Goal>
For each line in the data below that holds "type", return a copy.

Information supplied>
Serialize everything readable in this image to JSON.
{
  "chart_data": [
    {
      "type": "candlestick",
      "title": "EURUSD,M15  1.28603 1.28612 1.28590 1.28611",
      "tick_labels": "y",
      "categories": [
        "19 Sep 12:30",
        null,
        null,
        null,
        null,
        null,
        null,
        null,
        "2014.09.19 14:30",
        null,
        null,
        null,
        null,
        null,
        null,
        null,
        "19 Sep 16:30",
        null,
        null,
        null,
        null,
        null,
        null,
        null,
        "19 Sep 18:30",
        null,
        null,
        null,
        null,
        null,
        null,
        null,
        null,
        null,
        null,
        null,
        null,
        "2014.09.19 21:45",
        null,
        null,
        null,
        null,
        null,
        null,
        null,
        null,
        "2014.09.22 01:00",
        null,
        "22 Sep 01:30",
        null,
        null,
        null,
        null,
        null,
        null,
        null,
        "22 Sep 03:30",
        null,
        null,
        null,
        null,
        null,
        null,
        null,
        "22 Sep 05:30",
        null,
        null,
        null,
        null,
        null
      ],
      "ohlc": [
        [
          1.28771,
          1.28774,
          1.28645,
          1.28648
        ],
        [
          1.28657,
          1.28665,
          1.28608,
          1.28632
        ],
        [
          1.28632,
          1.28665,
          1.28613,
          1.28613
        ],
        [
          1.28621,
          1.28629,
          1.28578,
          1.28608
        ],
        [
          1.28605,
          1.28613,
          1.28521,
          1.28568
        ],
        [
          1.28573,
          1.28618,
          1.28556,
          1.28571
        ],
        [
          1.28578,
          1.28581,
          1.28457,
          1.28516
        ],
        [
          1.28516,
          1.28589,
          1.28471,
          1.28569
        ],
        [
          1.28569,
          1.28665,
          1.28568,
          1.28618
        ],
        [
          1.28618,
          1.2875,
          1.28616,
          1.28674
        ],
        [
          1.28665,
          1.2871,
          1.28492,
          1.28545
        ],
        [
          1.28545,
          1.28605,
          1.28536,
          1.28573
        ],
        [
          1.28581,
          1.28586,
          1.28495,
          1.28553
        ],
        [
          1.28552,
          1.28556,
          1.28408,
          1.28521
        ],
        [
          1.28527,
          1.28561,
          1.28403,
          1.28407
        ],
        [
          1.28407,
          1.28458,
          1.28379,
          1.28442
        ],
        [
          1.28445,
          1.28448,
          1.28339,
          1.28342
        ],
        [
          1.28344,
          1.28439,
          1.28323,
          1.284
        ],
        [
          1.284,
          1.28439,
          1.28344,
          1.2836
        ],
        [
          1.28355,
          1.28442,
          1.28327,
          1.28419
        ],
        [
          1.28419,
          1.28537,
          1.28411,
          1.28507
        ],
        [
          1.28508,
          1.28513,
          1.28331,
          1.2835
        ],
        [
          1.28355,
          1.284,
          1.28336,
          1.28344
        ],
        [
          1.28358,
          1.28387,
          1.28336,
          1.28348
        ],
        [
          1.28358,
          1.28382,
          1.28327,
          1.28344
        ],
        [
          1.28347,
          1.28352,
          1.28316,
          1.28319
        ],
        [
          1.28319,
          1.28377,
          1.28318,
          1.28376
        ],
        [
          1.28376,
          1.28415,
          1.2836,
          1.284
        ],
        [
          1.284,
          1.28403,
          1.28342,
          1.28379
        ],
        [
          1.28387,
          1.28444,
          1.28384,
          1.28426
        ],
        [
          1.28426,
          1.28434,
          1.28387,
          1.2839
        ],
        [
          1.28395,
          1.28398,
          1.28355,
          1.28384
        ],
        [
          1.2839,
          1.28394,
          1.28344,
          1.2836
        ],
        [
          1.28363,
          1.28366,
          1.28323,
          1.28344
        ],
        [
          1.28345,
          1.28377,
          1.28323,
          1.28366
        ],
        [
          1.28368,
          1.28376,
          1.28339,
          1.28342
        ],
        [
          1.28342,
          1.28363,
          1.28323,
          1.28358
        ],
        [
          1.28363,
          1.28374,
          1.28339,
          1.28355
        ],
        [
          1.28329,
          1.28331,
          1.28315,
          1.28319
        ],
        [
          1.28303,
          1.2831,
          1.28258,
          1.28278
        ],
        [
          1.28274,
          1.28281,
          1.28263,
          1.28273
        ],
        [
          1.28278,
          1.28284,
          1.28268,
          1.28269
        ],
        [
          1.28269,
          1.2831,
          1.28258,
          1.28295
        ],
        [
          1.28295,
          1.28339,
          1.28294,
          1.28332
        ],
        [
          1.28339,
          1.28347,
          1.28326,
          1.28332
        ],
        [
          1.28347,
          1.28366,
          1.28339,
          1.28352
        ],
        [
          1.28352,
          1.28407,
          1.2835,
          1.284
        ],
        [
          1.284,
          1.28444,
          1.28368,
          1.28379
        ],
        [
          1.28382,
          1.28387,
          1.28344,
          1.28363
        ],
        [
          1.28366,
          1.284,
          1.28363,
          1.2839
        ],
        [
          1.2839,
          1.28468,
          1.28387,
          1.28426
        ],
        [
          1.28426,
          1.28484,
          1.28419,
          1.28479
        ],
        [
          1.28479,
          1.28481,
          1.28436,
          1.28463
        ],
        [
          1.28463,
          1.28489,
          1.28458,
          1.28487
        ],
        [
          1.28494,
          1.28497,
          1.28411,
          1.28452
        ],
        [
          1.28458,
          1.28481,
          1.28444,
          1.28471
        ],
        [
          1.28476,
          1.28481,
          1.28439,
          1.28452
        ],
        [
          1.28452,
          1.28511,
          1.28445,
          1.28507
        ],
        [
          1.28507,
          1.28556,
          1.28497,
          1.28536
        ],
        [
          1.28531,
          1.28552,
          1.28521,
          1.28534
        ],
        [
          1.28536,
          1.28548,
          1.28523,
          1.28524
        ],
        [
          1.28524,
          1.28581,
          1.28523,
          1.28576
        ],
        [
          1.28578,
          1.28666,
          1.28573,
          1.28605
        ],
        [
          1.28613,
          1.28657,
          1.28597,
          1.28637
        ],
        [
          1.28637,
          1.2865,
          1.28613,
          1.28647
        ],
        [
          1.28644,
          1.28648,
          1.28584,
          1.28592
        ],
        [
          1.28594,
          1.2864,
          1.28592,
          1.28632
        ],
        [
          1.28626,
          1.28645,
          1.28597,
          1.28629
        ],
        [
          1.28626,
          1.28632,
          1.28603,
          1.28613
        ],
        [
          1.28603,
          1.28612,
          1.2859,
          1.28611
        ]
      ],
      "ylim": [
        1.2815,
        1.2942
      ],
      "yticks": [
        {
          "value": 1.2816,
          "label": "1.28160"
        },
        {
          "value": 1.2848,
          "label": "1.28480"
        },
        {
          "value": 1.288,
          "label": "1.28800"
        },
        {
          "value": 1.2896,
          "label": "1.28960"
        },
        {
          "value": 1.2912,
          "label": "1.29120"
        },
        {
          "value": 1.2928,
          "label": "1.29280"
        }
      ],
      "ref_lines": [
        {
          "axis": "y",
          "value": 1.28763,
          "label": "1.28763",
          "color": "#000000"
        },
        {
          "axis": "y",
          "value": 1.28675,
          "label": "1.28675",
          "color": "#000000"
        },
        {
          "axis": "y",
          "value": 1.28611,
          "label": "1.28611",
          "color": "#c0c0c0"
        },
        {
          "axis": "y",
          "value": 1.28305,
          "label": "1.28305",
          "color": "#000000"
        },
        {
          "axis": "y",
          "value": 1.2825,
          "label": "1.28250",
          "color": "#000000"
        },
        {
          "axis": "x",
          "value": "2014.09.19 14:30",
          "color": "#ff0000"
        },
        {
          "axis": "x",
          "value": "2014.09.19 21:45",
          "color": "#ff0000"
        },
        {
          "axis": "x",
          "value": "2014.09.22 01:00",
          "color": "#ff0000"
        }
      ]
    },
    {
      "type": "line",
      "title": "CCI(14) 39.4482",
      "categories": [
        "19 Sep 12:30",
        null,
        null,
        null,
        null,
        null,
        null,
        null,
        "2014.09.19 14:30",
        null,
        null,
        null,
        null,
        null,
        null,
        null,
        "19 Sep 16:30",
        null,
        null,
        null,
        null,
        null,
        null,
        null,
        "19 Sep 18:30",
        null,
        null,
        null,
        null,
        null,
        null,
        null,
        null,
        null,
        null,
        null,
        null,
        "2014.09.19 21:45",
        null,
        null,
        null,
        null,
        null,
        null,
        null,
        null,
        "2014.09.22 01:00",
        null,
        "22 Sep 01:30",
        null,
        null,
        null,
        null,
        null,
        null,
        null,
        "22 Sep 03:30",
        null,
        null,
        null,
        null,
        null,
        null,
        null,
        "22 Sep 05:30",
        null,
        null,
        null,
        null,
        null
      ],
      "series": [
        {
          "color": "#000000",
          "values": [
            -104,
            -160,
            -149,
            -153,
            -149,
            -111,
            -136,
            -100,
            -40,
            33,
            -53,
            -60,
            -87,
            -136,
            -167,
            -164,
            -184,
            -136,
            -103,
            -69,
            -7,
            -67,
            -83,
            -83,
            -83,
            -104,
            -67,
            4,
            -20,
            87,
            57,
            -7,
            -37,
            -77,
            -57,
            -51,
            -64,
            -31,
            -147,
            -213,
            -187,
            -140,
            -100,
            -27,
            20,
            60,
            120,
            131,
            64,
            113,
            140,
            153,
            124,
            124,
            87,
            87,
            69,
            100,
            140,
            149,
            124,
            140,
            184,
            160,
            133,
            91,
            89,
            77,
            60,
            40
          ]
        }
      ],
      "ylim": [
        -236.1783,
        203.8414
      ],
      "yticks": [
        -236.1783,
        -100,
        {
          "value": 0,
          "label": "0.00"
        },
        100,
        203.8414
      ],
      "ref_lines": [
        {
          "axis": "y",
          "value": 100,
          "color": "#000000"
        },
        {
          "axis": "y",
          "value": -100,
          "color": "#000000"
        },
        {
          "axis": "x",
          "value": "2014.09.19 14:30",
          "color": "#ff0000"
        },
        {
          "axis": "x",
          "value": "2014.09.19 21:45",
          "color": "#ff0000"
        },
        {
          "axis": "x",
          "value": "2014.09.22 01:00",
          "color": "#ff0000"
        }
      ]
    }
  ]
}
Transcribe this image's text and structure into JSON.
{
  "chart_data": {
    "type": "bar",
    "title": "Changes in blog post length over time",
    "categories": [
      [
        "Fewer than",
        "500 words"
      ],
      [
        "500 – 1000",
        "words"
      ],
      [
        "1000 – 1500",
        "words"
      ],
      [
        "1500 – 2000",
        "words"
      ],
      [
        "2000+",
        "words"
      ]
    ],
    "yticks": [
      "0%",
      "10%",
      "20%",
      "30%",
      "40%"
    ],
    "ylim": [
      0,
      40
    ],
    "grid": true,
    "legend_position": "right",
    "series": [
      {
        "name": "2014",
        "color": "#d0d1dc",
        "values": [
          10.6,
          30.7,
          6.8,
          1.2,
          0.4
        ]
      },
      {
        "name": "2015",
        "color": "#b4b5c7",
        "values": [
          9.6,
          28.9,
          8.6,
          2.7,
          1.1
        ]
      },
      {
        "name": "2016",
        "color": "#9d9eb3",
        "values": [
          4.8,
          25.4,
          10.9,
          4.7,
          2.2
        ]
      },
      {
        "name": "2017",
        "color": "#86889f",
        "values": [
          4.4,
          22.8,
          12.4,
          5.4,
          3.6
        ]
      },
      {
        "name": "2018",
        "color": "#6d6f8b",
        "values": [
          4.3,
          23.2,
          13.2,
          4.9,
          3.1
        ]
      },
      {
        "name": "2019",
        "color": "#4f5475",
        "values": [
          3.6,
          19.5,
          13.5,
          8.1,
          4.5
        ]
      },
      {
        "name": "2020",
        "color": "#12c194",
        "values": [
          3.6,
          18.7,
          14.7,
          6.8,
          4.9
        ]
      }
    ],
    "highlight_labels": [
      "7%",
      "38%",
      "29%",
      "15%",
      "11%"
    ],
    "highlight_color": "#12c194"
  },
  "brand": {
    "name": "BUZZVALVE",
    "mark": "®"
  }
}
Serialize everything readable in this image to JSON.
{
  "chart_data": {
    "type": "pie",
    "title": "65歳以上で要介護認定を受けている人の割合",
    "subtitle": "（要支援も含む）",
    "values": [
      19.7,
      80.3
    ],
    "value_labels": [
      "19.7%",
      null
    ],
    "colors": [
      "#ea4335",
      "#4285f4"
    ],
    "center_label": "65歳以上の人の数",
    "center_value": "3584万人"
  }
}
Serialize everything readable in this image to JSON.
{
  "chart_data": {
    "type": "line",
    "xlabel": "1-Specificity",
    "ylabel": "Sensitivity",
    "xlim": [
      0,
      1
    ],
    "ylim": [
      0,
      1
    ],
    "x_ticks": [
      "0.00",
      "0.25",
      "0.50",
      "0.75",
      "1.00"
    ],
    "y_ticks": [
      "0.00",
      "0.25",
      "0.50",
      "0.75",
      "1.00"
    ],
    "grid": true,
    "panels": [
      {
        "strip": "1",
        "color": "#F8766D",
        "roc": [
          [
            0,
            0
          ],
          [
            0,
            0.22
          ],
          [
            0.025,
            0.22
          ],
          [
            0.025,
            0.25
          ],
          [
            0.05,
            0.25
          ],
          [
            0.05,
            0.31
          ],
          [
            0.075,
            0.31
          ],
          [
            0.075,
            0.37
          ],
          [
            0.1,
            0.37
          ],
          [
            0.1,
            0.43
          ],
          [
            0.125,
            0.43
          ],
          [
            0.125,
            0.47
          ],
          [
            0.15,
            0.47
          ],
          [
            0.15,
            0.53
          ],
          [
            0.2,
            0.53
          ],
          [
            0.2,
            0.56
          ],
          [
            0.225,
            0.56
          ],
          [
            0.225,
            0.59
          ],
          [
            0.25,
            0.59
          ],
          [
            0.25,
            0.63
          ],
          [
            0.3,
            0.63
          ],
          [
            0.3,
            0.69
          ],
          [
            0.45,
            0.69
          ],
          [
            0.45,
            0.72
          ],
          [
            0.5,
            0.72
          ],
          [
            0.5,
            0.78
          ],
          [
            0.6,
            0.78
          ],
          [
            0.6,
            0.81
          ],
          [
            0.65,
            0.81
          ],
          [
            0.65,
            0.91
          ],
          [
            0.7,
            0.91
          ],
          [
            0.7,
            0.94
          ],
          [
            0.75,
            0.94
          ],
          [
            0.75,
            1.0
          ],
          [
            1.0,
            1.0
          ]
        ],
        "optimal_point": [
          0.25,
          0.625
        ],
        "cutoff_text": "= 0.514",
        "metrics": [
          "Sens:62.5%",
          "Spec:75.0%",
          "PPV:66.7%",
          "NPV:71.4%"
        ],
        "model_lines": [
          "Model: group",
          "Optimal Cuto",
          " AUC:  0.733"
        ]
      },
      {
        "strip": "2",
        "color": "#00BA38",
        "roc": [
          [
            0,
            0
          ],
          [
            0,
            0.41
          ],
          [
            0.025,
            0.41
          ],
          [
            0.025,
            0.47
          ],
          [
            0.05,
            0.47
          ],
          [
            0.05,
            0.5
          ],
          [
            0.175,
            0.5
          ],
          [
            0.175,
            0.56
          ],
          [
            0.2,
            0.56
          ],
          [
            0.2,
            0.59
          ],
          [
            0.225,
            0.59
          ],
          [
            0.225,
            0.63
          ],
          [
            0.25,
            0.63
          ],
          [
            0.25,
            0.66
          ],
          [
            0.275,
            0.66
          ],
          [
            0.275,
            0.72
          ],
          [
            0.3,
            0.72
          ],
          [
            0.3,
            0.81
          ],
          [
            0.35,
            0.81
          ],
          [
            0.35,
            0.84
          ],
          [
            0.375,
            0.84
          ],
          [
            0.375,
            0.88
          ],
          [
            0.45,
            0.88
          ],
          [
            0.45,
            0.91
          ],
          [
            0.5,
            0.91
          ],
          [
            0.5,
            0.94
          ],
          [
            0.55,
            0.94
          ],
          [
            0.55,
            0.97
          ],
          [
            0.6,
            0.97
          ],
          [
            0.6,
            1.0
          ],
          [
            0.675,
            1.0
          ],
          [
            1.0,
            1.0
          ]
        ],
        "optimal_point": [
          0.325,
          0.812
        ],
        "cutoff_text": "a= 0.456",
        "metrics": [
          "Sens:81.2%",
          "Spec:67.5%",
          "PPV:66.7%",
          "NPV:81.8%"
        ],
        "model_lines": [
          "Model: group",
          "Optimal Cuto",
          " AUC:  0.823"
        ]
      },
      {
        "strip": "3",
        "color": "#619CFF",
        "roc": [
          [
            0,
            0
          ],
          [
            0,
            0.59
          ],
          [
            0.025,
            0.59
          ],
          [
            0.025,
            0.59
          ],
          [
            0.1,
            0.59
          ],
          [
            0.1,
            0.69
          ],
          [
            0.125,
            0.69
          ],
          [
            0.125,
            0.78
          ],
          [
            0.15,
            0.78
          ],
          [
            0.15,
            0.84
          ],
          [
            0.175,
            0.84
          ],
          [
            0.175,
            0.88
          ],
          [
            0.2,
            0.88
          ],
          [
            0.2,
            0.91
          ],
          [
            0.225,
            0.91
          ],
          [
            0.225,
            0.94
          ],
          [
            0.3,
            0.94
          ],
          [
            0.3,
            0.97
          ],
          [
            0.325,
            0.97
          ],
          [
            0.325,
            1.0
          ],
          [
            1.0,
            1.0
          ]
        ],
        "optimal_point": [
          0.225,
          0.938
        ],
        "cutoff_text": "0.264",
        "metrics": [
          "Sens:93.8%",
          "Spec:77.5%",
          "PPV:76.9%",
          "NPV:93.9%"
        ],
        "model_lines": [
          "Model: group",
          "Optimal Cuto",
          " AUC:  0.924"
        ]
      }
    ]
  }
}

Reply to the task>
      "type": "candlestick",
      "type": "line",
    "type": "bar",
    "type": "pie",
    "type": "line",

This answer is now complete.